Objective: State the count of lines below in which the word "South" appears, and add nothing.

Data shown:
[BEGIN]
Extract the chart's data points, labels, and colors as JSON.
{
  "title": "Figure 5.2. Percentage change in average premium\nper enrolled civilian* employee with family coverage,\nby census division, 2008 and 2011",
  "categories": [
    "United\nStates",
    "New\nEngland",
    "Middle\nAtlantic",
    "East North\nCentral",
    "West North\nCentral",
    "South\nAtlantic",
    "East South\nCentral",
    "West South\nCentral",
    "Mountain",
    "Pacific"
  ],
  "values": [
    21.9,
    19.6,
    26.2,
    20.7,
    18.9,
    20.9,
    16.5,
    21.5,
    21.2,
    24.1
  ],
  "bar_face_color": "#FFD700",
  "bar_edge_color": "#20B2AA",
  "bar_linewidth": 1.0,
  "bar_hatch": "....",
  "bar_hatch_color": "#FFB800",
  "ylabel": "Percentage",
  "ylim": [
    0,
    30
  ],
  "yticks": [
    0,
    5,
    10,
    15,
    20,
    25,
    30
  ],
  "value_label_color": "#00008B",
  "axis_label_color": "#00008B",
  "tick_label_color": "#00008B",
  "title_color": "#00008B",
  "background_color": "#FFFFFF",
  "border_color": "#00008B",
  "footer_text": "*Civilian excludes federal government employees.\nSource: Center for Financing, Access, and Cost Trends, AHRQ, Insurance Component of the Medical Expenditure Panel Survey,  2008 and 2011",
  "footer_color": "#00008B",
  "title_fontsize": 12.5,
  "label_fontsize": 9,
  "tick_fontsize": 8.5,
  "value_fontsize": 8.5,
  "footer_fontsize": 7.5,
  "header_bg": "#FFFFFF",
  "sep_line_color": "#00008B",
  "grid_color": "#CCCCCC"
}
[END]
Answer to the problem: 3